── Data ──

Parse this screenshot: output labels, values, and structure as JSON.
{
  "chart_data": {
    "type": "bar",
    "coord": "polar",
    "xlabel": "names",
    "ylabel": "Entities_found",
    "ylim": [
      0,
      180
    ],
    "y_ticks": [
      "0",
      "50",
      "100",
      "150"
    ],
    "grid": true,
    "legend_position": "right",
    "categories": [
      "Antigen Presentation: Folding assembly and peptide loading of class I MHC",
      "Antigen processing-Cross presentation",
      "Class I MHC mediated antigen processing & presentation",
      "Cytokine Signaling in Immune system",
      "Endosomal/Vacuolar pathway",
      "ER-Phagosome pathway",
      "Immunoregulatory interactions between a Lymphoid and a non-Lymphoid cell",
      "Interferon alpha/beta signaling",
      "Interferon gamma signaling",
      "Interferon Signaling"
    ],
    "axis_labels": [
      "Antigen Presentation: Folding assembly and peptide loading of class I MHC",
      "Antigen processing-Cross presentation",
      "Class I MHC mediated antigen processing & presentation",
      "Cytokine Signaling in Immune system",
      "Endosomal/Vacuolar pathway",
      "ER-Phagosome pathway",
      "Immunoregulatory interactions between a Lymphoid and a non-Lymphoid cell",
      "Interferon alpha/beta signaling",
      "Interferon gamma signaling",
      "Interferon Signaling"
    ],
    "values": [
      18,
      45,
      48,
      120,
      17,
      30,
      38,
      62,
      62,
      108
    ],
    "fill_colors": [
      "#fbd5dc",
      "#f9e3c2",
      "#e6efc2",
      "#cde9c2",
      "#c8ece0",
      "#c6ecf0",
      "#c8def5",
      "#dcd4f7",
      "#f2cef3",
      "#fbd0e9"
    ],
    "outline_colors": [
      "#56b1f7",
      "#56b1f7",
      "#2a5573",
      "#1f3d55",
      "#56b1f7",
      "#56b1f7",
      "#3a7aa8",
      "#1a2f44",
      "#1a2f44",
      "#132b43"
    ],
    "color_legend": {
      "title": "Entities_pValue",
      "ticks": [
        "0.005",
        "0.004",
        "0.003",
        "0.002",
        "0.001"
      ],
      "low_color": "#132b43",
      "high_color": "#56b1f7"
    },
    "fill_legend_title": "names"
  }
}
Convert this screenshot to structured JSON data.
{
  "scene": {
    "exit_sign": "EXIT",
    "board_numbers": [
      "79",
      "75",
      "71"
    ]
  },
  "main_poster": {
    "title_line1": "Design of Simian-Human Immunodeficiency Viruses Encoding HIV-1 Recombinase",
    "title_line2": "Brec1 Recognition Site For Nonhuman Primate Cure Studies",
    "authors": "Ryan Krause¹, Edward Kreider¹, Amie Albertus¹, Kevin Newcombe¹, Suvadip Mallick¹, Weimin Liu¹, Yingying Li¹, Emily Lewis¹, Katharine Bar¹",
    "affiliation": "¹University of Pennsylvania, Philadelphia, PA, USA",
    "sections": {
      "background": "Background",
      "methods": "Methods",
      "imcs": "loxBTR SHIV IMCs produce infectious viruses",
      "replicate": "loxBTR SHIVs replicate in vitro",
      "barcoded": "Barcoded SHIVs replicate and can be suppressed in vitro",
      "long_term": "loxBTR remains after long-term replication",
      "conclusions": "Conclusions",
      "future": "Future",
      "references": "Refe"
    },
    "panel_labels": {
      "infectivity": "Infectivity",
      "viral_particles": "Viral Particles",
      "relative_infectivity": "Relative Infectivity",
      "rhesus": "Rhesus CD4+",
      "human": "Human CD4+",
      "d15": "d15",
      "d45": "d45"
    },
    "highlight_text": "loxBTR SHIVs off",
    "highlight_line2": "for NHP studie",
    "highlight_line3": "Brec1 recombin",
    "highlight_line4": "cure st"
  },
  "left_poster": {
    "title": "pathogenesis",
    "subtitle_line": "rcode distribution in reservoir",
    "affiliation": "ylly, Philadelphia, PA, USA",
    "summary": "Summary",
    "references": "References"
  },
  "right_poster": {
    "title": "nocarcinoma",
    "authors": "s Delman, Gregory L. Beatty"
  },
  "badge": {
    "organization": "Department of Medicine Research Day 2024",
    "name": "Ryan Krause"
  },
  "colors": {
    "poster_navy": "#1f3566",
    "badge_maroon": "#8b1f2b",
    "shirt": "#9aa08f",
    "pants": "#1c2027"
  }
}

───

→ **Your assignment**
Whenever "values" occurs in a line of the entries, copy that line.

→ **Solved problem**
Parse this screenshot: output labels, values, and structure as JSON.
    "values": [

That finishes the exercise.